## WHAT THE TASK ASKS
Identify all lines in the listing that include the word "gebruiken", and copy them out.

++++

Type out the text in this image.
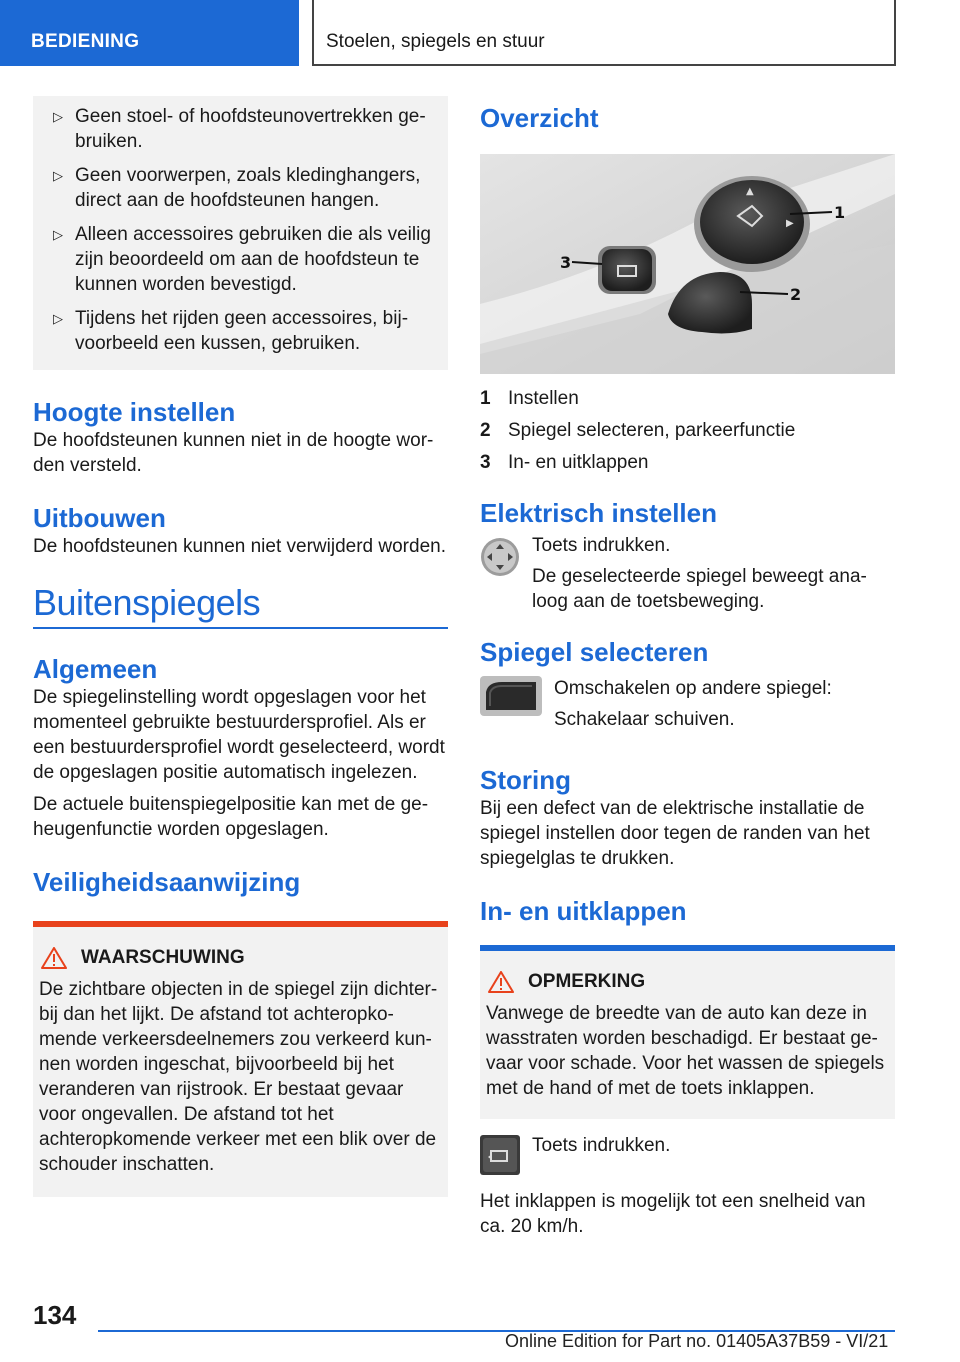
BEDIENING	Stoelen, spiegels en stuur
▷ Geen stoel- of hoofdsteunovertrekken gebruiken.
▷ Geen voorwerpen, zoals kledinghangers, direct aan de hoofdsteunen hangen.
▷ Alleen accessoires gebruiken die als veilig zijn beoordeeld om aan de hoofdsteun te kunnen worden bevestigd.
▷ Tijdens het rijden geen accessoires, bijvoorbeeld een kussen, gebruiken.
Hoogte instellen
De hoofdsteunen kunnen niet in de hoogte worden versteld.
Uitbouwen
De hoofdsteunen kunnen niet verwijderd worden.
Buitenspiegels
Algemeen
De spiegelinstelling wordt opgeslagen voor het momenteel gebruikte bestuurdersprofiel. Als er een bestuurdersprofiel wordt geselecteerd, wordt de opgeslagen positie automatisch ingelezen.
De actuele buitenspiegelpositie kan met de geheugenfunctie worden opgeslagen.
Veiligheidsaanwijzing
WAARSCHUWING
De zichtbare objecten in de spiegel zijn dichterbij dan het lijkt. De afstand tot achteropkomende verkeersdeelnemers zou verkeerd kunnen worden ingeschat, bijvoorbeeld bij het veranderen van rijstrook. Er bestaat gevaar voor ongevallen. De afstand tot het achteropkomende verkeer met een blik over de schouder inschatten.
Overzicht
▲
▶
3
1
2
1 Instellen
2 Spiegel selecteren, parkeerfunctie
3 In- en uitklappen
Elektrisch instellen
Toets indrukken.
De geselecteerde spiegel beweegt analoog aan de toetsbeweging.
Spiegel selecteren
Omschakelen op andere spiegel:
Schakelaar schuiven.
Storing
Bij een defect van de elektrische installatie de spiegel instellen door tegen de randen van het spiegelglas te drukken.
In- en uitklappen
OPMERKING
Vanwege de breedte van de auto kan deze in wasstraten worden beschadigd. Er bestaat gevaar voor schade. Voor het wassen de spiegels met de hand of met de toets inklappen.
Toets indrukken.
Het inklappen is mogelijk tot een snelheid van ca. 20 km/h.
134
Online Edition for Part no. 01405A37B59 - VI/21
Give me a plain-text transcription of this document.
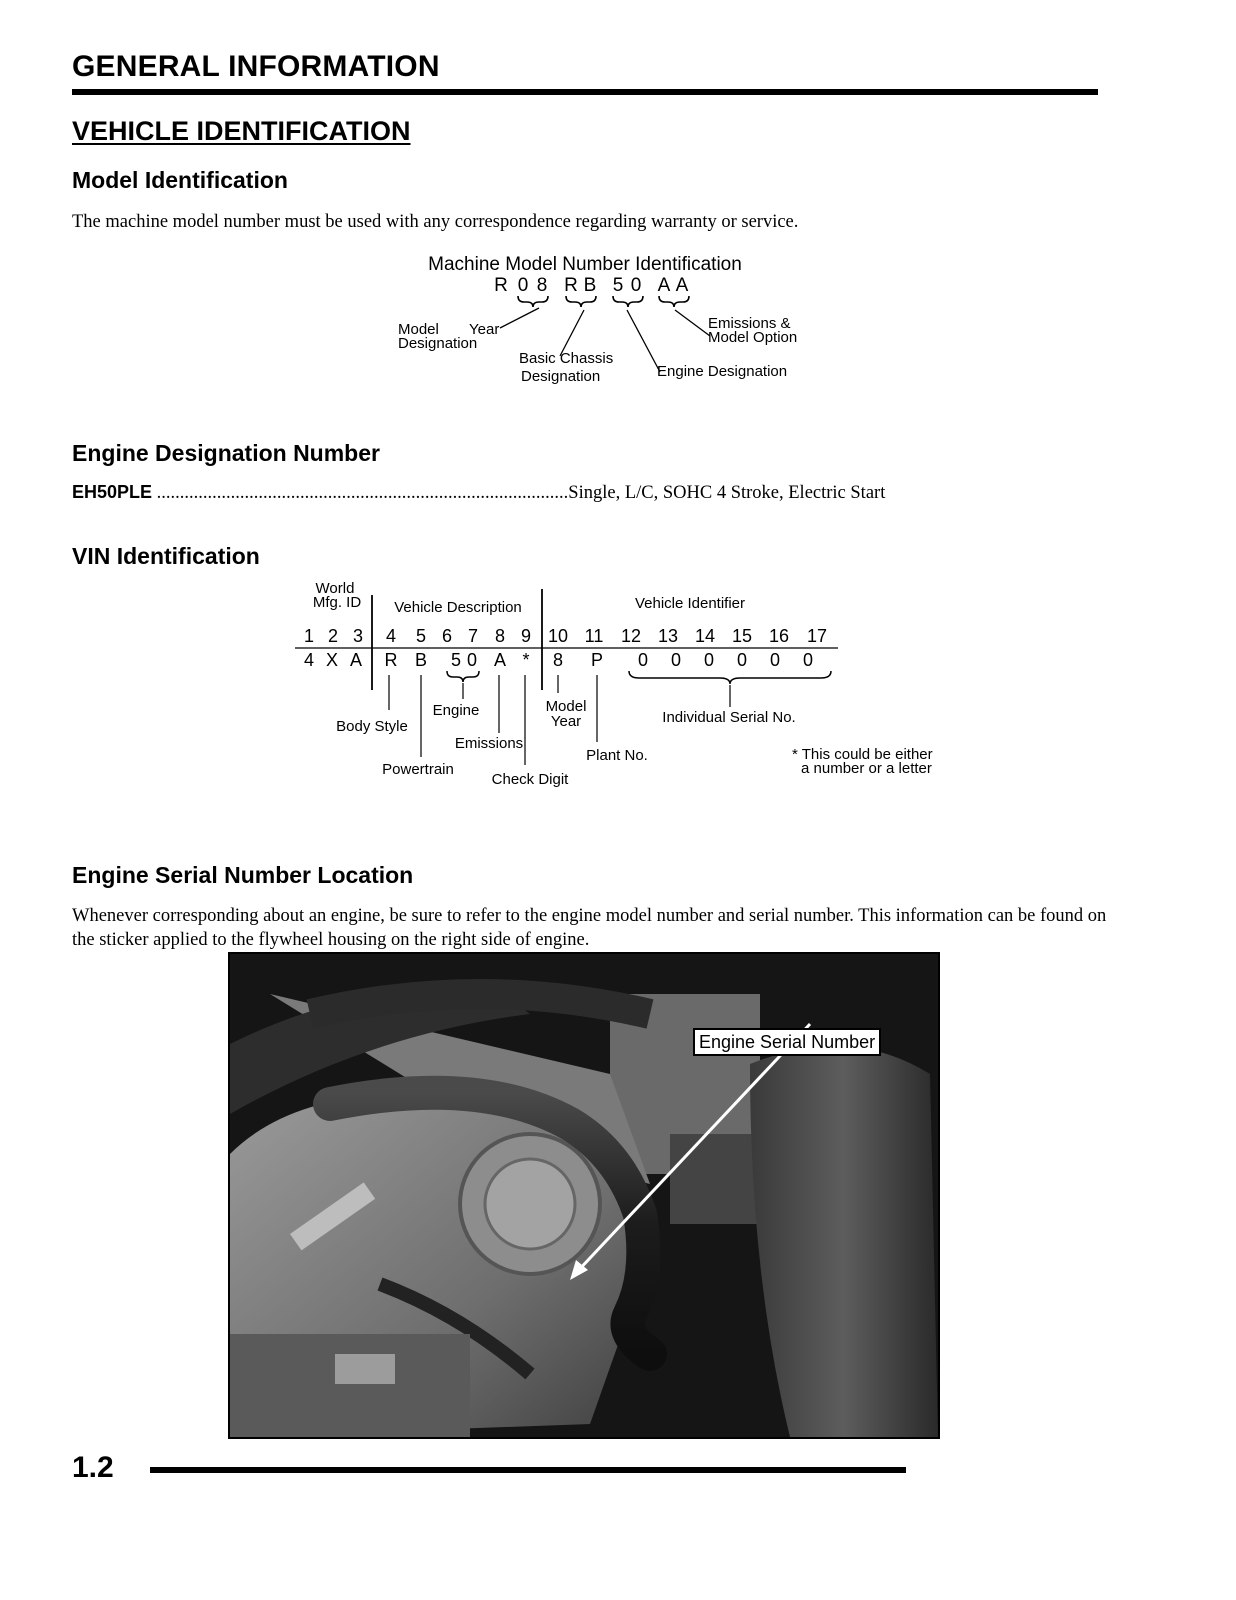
GENERAL INFORMATION
VEHICLE IDENTIFICATION
Model Identification
The machine model number must be used with any correspondence regarding warranty or service.
Machine Model Number Identification
R 0 8 R B 5 0 A A
Model
Designation
Year
Basic Chassis
Designation	Engine Designation
Emissions &
Model Option
Engine Designation Number
EH50PLE .........................................................................................Single, L/C, SOHC 4 Stroke, Electric Start
VIN Identification
World
Mfg. ID Vehicle Description	Vehicle Identifier
1 2 3 4 5 6 7 8 9 10 11 12 13 14 15 16 17
4 X A R B 5 0 A * 8 P 0 0 0 0 0 0
Body Style
Powertrain
Engine
Emissions
Check Digit
Model
Year
Plant No.
Individual Serial No.
* This could be either
a number or a letter
Engine Serial Number Location
Whenever corresponding about an engine, be sure to refer to the engine model number and serial number. This information can be found on the sticker applied to the flywheel housing on the right side of engine.
Engine Serial Number
1.2
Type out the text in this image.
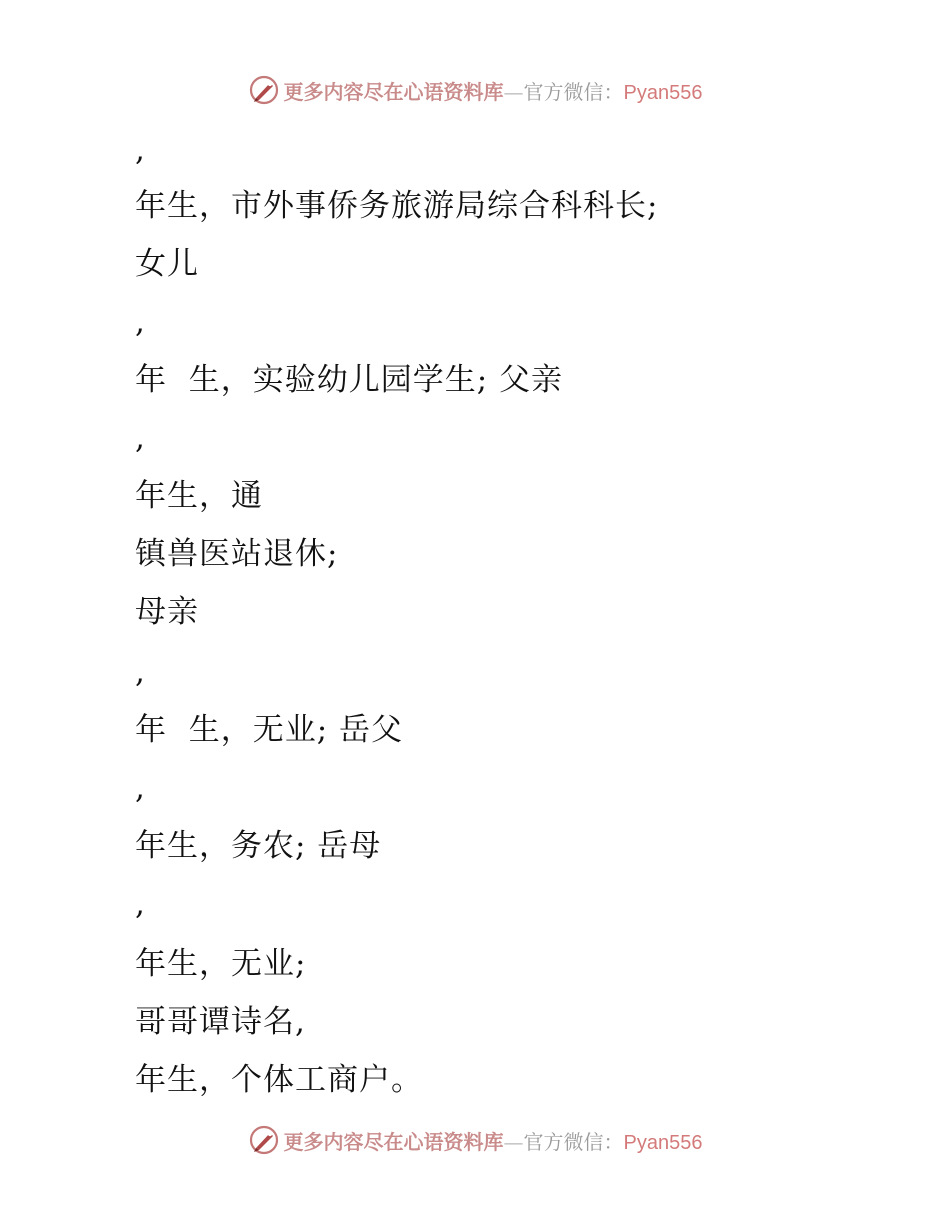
更多内容尽在心语资料库—官方微信：Pyan556
,
年生，市外事侨务旅游局综合科科长;
女儿
,
年  生，实验幼儿园学生; 父亲
,
年生，通
镇兽医站退休;
母亲
,
年  生，无业; 岳父
,
年生，务农; 岳母
,
年生，无业;
哥哥谭诗名,
年生，个体工商户。
更多内容尽在心语资料库—官方微信：Pyan556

++++

## FINISHED ANSWER
▷ Geen stoel- of hoofdsteunovertrekken gebruiken.
▷ Alleen accessoires gebruiken die als veilig zijn beoordeeld om aan de hoofdsteun te kunnen worden bevestigd.
▷ Tijdens het rijden geen accessoires, bijvoorbeeld een kussen, gebruiken.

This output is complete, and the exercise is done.